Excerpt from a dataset
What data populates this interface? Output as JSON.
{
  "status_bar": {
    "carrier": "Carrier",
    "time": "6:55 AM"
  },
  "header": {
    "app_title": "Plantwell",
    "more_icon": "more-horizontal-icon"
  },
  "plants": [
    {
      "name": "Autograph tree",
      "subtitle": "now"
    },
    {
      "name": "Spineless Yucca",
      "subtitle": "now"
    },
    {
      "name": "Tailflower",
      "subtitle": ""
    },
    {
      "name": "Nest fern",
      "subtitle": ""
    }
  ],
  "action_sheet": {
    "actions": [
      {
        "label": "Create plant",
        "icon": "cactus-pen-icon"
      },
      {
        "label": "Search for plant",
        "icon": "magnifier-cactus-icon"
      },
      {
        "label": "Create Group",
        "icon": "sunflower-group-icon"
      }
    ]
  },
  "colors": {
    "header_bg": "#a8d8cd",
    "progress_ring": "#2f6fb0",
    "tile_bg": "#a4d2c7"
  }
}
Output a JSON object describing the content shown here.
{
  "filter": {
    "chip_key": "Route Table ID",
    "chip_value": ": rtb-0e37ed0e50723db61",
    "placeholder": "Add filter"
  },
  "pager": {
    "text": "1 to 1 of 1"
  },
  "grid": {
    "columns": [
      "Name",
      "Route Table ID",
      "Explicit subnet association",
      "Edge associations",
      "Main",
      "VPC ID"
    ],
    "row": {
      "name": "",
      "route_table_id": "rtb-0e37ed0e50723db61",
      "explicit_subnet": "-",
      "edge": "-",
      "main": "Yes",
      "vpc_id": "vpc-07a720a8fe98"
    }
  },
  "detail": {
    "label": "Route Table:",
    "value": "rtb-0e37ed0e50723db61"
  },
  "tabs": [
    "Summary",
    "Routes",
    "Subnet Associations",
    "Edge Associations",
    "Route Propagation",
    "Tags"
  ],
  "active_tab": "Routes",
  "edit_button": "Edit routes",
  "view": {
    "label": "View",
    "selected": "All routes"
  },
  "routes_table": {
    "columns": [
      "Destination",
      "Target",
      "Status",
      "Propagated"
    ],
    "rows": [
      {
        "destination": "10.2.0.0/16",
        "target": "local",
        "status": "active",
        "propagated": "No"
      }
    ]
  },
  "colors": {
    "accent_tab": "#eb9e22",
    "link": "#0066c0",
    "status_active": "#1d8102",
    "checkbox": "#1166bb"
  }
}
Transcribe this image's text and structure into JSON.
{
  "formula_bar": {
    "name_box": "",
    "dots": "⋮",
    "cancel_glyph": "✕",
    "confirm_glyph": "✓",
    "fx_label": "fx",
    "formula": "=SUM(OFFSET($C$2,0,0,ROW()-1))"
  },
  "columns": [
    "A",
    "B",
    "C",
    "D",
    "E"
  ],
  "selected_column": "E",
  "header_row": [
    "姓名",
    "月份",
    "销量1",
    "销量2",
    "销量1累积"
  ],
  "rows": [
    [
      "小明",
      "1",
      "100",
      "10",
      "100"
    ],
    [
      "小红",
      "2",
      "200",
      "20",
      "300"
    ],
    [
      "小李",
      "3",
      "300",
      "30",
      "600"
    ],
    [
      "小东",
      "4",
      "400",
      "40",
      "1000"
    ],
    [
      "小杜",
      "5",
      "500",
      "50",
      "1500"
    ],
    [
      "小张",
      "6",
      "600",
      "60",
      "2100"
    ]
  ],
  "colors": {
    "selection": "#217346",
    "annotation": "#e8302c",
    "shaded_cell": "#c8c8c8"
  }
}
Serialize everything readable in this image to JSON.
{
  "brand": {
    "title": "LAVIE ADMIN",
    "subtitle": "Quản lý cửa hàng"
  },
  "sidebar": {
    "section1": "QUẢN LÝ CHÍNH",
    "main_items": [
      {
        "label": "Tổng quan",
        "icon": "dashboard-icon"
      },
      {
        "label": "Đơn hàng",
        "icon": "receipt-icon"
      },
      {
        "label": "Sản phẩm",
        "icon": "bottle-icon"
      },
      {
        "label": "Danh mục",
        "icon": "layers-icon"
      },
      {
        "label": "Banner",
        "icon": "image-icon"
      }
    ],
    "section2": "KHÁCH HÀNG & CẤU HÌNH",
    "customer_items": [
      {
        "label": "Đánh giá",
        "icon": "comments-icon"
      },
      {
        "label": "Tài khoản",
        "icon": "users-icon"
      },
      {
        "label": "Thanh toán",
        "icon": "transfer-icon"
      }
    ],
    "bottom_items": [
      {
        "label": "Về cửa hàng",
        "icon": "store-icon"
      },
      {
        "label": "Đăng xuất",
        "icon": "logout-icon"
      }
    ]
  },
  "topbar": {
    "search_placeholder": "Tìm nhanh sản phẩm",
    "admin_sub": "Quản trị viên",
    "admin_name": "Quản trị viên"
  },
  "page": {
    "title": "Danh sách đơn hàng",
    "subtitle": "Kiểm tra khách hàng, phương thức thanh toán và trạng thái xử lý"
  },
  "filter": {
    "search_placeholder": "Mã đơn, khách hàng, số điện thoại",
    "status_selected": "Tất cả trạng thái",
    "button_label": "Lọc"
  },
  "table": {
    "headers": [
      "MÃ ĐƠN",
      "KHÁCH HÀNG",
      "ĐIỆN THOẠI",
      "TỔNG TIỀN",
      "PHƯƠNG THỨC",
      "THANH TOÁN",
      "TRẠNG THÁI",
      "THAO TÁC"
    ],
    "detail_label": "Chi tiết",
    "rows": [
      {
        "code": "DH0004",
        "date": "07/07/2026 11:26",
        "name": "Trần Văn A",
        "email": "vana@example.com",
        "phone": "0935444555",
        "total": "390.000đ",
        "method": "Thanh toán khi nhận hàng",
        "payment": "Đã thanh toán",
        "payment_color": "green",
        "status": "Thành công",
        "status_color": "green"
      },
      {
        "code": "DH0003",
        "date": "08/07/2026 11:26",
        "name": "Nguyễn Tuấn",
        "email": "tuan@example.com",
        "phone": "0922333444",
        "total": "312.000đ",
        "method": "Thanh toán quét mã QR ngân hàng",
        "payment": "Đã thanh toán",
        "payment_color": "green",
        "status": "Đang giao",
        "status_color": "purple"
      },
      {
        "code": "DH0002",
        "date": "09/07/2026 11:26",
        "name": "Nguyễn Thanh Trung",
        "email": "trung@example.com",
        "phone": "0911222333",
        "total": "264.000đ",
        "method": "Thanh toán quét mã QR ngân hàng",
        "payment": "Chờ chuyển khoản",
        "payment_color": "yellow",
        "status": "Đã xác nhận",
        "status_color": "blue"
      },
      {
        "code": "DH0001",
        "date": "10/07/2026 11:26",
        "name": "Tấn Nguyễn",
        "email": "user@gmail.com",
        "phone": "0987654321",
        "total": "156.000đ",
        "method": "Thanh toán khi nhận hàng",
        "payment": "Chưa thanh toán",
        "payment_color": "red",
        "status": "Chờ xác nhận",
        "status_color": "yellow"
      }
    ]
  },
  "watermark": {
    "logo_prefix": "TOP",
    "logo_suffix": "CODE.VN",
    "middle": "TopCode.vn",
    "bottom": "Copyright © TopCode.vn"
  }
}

Stated task: All of the material above needs to be retyped word for word.

Full answer:
What data populates this interface? Output as JSON.
{
  "status_bar": {
    "carrier": "Carrier",
    "time": "6:55 AM"
  },
  "header": {
    "app_title": "Plantwell",
    "more_icon": "more-horizontal-icon"
  },
  "plants": [
    {
      "name": "Autograph tree",
      "subtitle": "now"
    },
    {
      "name": "Spineless Yucca",
      "subtitle": "now"
    },
    {
      "name": "Tailflower",
      "subtitle": ""
    },
    {
      "name": "Nest fern",
      "subtitle": ""
    }
  ],
  "action_sheet": {
    "actions": [
      {
        "label": "Create plant",
        "icon": "cactus-pen-icon"
      },
      {
        "label": "Search for plant",
        "icon": "magnifier-cactus-icon"
      },
      {
        "label": "Create Group",
        "icon": "sunflower-group-icon"
      }
    ]
  },
  "colors": {
    "header_bg": "#a8d8cd",
    "progress_ring": "#2f6fb0",
    "tile_bg": "#a4d2c7"
  }
}
Output a JSON object describing the content shown here.
{
  "filter": {
    "chip_key": "Route Table ID",
    "chip_value": ": rtb-0e37ed0e50723db61",
    "placeholder": "Add filter"
  },
  "pager": {
    "text": "1 to 1 of 1"
  },
  "grid": {
    "columns": [
      "Name",
      "Route Table ID",
      "Explicit subnet association",
      "Edge associations",
      "Main",
      "VPC ID"
    ],
    "row": {
      "name": "",
      "route_table_id": "rtb-0e37ed0e50723db61",
      "explicit_subnet": "-",
      "edge": "-",
      "main": "Yes",
      "vpc_id": "vpc-07a720a8fe98"
    }
  },
  "detail": {
    "label": "Route Table:",
    "value": "rtb-0e37ed0e50723db61"
  },
  "tabs": [
    "Summary",
    "Routes",
    "Subnet Associations",
    "Edge Associations",
    "Route Propagation",
    "Tags"
  ],
  "active_tab": "Routes",
  "edit_button": "Edit routes",
  "view": {
    "label": "View",
    "selected": "All routes"
  },
  "routes_table": {
    "columns": [
      "Destination",
      "Target",
      "Status",
      "Propagated"
    ],
    "rows": [
      {
        "destination": "10.2.0.0/16",
        "target": "local",
        "status": "active",
        "propagated": "No"
      }
    ]
  },
  "colors": {
    "accent_tab": "#eb9e22",
    "link": "#0066c0",
    "status_active": "#1d8102",
    "checkbox": "#1166bb"
  }
}
Transcribe this image's text and structure into JSON.
{
  "formula_bar": {
    "name_box": "",
    "dots": "⋮",
    "cancel_glyph": "✕",
    "confirm_glyph": "✓",
    "fx_label": "fx",
    "formula": "=SUM(OFFSET($C$2,0,0,ROW()-1))"
  },
  "columns": [
    "A",
    "B",
    "C",
    "D",
    "E"
  ],
  "selected_column": "E",
  "header_row": [
    "姓名",
    "月份",
    "销量1",
    "销量2",
    "销量1累积"
  ],
  "rows": [
    [
      "小明",
      "1",
      "100",
      "10",
      "100"
    ],
    [
      "小红",
      "2",
      "200",
      "20",
      "300"
    ],
    [
      "小李",
      "3",
      "300",
      "30",
      "600"
    ],
    [
      "小东",
      "4",
      "400",
      "40",
      "1000"
    ],
    [
      "小杜",
      "5",
      "500",
      "50",
      "1500"
    ],
    [
      "小张",
      "6",
      "600",
      "60",
      "2100"
    ]
  ],
  "colors": {
    "selection": "#217346",
    "annotation": "#e8302c",
    "shaded_cell": "#c8c8c8"
  }
}
Serialize everything readable in this image to JSON.
{
  "brand": {
    "title": "LAVIE ADMIN",
    "subtitle": "Quản lý cửa hàng"
  },
  "sidebar": {
    "section1": "QUẢN LÝ CHÍNH",
    "main_items": [
      {
        "label": "Tổng quan",
        "icon": "dashboard-icon"
      },
      {
        "label": "Đơn hàng",
        "icon": "receipt-icon"
      },
      {
        "label": "Sản phẩm",
        "icon": "bottle-icon"
      },
      {
        "label": "Danh mục",
        "icon": "layers-icon"
      },
      {
        "label": "Banner",
        "icon": "image-icon"
      }
    ],
    "section2": "KHÁCH HÀNG & CẤU HÌNH",
    "customer_items": [
      {
        "label": "Đánh giá",
        "icon": "comments-icon"
      },
      {
        "label": "Tài khoản",
        "icon": "users-icon"
      },
      {
        "label": "Thanh toán",
        "icon": "transfer-icon"
      }
    ],
    "bottom_items": [
      {
        "label": "Về cửa hàng",
        "icon": "store-icon"
      },
      {
        "label": "Đăng xuất",
        "icon": "logout-icon"
      }
    ]
  },
  "topbar": {
    "search_placeholder": "Tìm nhanh sản phẩm",
    "admin_sub": "Quản trị viên",
    "admin_name": "Quản trị viên"
  },
  "page": {
    "title": "Danh sách đơn hàng",
    "subtitle": "Kiểm tra khách hàng, phương thức thanh toán và trạng thái xử lý"
  },
  "filter": {
    "search_placeholder": "Mã đơn, khách hàng, số điện thoại",
    "status_selected": "Tất cả trạng thái",
    "button_label": "Lọc"
  },
  "table": {
    "headers": [
      "MÃ ĐƠN",
      "KHÁCH HÀNG",
      "ĐIỆN THOẠI",
      "TỔNG TIỀN",
      "PHƯƠNG THỨC",
      "THANH TOÁN",
      "TRẠNG THÁI",
      "THAO TÁC"
    ],
    "detail_label": "Chi tiết",
    "rows": [
      {
        "code": "DH0004",
        "date": "07/07/2026 11:26",
        "name": "Trần Văn A",
        "email": "vana@example.com",
        "phone": "0935444555",
        "total": "390.000đ",
        "method": "Thanh toán khi nhận hàng",
        "payment": "Đã thanh toán",
        "payment_color": "green",
        "status": "Thành công",
        "status_color": "green"
      },
      {
        "code": "DH0003",
        "date": "08/07/2026 11:26",
        "name": "Nguyễn Tuấn",
        "email": "tuan@example.com",
        "phone": "0922333444",
        "total": "312.000đ",
        "method": "Thanh toán quét mã QR ngân hàng",
        "payment": "Đã thanh toán",
        "payment_color": "green",
        "status": "Đang giao",
        "status_color": "purple"
      },
      {
        "code": "DH0002",
        "date": "09/07/2026 11:26",
        "name": "Nguyễn Thanh Trung",
        "email": "trung@example.com",
        "phone": "0911222333",
        "total": "264.000đ",
        "method": "Thanh toán quét mã QR ngân hàng",
        "payment": "Chờ chuyển khoản",
        "payment_color": "yellow",
        "status": "Đã xác nhận",
        "status_color": "blue"
      },
      {
        "code": "DH0001",
        "date": "10/07/2026 11:26",
        "name": "Tấn Nguyễn",
        "email": "user@gmail.com",
        "phone": "0987654321",
        "total": "156.000đ",
        "method": "Thanh toán khi nhận hàng",
        "payment": "Chưa thanh toán",
        "payment_color": "red",
        "status": "Chờ xác nhận",
        "status_color": "yellow"
      }
    ]
  },
  "watermark": {
    "logo_prefix": "TOP",
    "logo_suffix": "CODE.VN",
    "middle": "TopCode.vn",
    "bottom": "Copyright © TopCode.vn"
  }
}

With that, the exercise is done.